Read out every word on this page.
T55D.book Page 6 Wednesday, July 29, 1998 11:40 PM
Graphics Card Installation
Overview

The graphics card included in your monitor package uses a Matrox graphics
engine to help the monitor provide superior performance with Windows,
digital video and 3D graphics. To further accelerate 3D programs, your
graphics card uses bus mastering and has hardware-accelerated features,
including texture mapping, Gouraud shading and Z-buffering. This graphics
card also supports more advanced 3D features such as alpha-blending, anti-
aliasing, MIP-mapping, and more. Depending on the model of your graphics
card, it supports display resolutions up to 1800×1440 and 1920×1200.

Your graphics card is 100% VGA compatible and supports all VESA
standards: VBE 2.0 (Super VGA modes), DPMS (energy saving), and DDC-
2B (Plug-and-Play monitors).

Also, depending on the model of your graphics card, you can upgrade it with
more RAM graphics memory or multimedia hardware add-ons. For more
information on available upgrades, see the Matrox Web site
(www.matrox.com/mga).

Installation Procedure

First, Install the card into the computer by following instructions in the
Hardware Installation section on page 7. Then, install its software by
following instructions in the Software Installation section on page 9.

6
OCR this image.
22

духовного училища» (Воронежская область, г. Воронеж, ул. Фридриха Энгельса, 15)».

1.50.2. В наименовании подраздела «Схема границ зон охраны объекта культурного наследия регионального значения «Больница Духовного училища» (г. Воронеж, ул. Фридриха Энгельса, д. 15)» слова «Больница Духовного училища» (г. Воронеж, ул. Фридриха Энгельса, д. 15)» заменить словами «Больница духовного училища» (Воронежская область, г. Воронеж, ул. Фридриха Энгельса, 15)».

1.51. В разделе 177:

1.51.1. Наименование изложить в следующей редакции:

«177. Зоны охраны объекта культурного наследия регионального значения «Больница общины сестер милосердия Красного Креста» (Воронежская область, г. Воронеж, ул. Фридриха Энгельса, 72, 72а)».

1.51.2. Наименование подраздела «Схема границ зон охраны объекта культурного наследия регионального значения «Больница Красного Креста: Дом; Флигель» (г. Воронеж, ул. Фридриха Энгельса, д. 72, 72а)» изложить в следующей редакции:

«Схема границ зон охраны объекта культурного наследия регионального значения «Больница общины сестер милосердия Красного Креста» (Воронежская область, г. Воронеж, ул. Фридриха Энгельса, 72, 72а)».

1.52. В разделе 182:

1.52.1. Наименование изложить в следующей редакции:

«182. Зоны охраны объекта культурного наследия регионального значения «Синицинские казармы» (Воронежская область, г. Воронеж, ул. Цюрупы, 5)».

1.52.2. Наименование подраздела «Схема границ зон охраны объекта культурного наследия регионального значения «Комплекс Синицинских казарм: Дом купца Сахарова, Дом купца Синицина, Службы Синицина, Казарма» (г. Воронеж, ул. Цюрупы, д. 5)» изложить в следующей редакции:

The exercise =
Each of the records should be retyped exactly.

Written solution =
Read out every word on this page.
T55D.book Page 6 Wednesday, July 29, 1998 11:40 PM
Graphics Card Installation
Overview

The graphics card included in your monitor package uses a Matrox graphics
engine to help the monitor provide superior performance with Windows,
digital video and 3D graphics. To further accelerate 3D programs, your
graphics card uses bus mastering and has hardware-accelerated features,
including texture mapping, Gouraud shading and Z-buffering. This graphics
card also supports more advanced 3D features such as alpha-blending, anti-
aliasing, MIP-mapping, and more. Depending on the model of your graphics
card, it supports display resolutions up to 1800×1440 and 1920×1200.

Your graphics card is 100% VGA compatible and supports all VESA
standards: VBE 2.0 (Super VGA modes), DPMS (energy saving), and DDC-
2B (Plug-and-Play monitors).

Also, depending on the model of your graphics card, you can upgrade it with
more RAM graphics memory or multimedia hardware add-ons. For more
information on available upgrades, see the Matrox Web site
(www.matrox.com/mga).

Installation Procedure

First, Install the card into the computer by following instructions in the
Hardware Installation section on page 7. Then, install its software by
following instructions in the Software Installation section on page 9.

6
OCR this image.
22

духовного училища» (Воронежская область, г. Воронеж, ул. Фридриха Энгельса, 15)».

1.50.2. В наименовании подраздела «Схема границ зон охраны объекта культурного наследия регионального значения «Больница Духовного училища» (г. Воронеж, ул. Фридриха Энгельса, д. 15)» слова «Больница Духовного училища» (г. Воронеж, ул. Фридриха Энгельса, д. 15)» заменить словами «Больница духовного училища» (Воронежская область, г. Воронеж, ул. Фридриха Энгельса, 15)».

1.51. В разделе 177:

1.51.1. Наименование изложить в следующей редакции:

«177. Зоны охраны объекта культурного наследия регионального значения «Больница общины сестер милосердия Красного Креста» (Воронежская область, г. Воронеж, ул. Фридриха Энгельса, 72, 72а)».

1.51.2. Наименование подраздела «Схема границ зон охраны объекта культурного наследия регионального значения «Больница Красного Креста: Дом; Флигель» (г. Воронеж, ул. Фридриха Энгельса, д. 72, 72а)» изложить в следующей редакции:

«Схема границ зон охраны объекта культурного наследия регионального значения «Больница общины сестер милосердия Красного Креста» (Воронежская область, г. Воронеж, ул. Фридриха Энгельса, 72, 72а)».

1.52. В разделе 182:

1.52.1. Наименование изложить в следующей редакции:

«182. Зоны охраны объекта культурного наследия регионального значения «Синицинские казармы» (Воронежская область, г. Воронеж, ул. Цюрупы, 5)».

1.52.2. Наименование подраздела «Схема границ зон охраны объекта культурного наследия регионального значения «Комплекс Синицинских казарм: Дом купца Сахарова, Дом купца Синицина, Службы Синицина, Казарма» (г. Воронеж, ул. Цюрупы, д. 5)» изложить в следующей редакции:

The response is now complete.